### Material for this task
========================================================================

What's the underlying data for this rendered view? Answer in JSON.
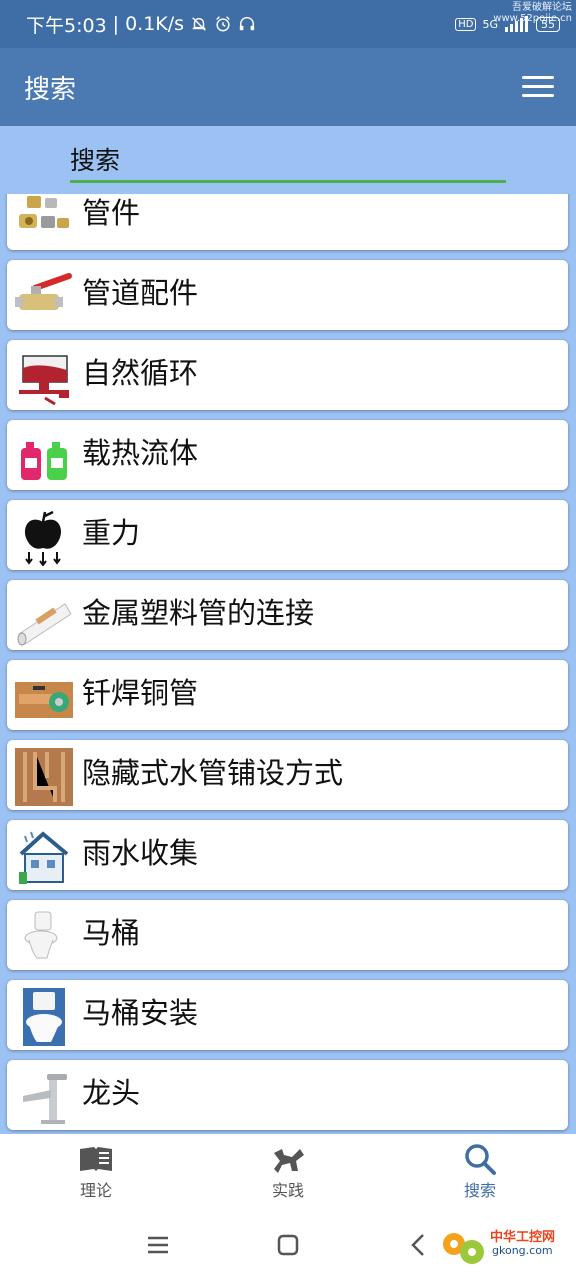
{
  "status_bar": {
    "time": "下午5:03",
    "speed": "0.1K/s",
    "hd": "HD",
    "network": "5G",
    "battery": "55",
    "watermark_top": "吾爱破解论坛",
    "watermark_url": "www.52pojie.cn"
  },
  "app_bar": {
    "title": "搜索",
    "menu_icon": "hamburger-menu-icon"
  },
  "search": {
    "placeholder": "搜索"
  },
  "items": [
    {
      "label": "管件",
      "icon": "fittings-icon"
    },
    {
      "label": "管道配件",
      "icon": "ball-valve-icon"
    },
    {
      "label": "自然循环",
      "icon": "natural-circulation-icon"
    },
    {
      "label": "载热流体",
      "icon": "heat-fluid-bottles-icon"
    },
    {
      "label": "重力",
      "icon": "apple-gravity-icon"
    },
    {
      "label": "金属塑料管的连接",
      "icon": "metal-plastic-pipe-icon"
    },
    {
      "label": "钎焊铜管",
      "icon": "solder-copper-pipe-icon"
    },
    {
      "label": "隐藏式水管铺设方式",
      "icon": "hidden-pipes-icon"
    },
    {
      "label": "雨水收集",
      "icon": "rainwater-house-icon"
    },
    {
      "label": "马桶",
      "icon": "toilet-icon"
    },
    {
      "label": "马桶安装",
      "icon": "toilet-install-icon"
    },
    {
      "label": "龙头",
      "icon": "faucet-icon"
    }
  ],
  "bottom_nav": {
    "theory": "理论",
    "practice": "实践",
    "search": "搜索"
  },
  "watermark_bottom": {
    "text": "中华工控网",
    "url": "gkong.com"
  },
  "colors": {
    "status_bar": "#3f6ea6",
    "app_bar": "#4b7ab2",
    "background": "#9cc2f4",
    "search_underline": "#4caf50",
    "active_nav": "#3f6ea6"
  }
}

========================================================================

### Set exercise
From the listing above, pick out every line containing "label".

### Task answer
      "label": "管件",
      "label": "管道配件",
      "label": "自然循环",
      "label": "载热流体",
      "label": "重力",
      "label": "金属塑料管的连接",
      "label": "钎焊铜管",
      "label": "隐藏式水管铺设方式",
      "label": "雨水收集",
      "label": "马桶",
      "label": "马桶安装",
      "label": "龙头",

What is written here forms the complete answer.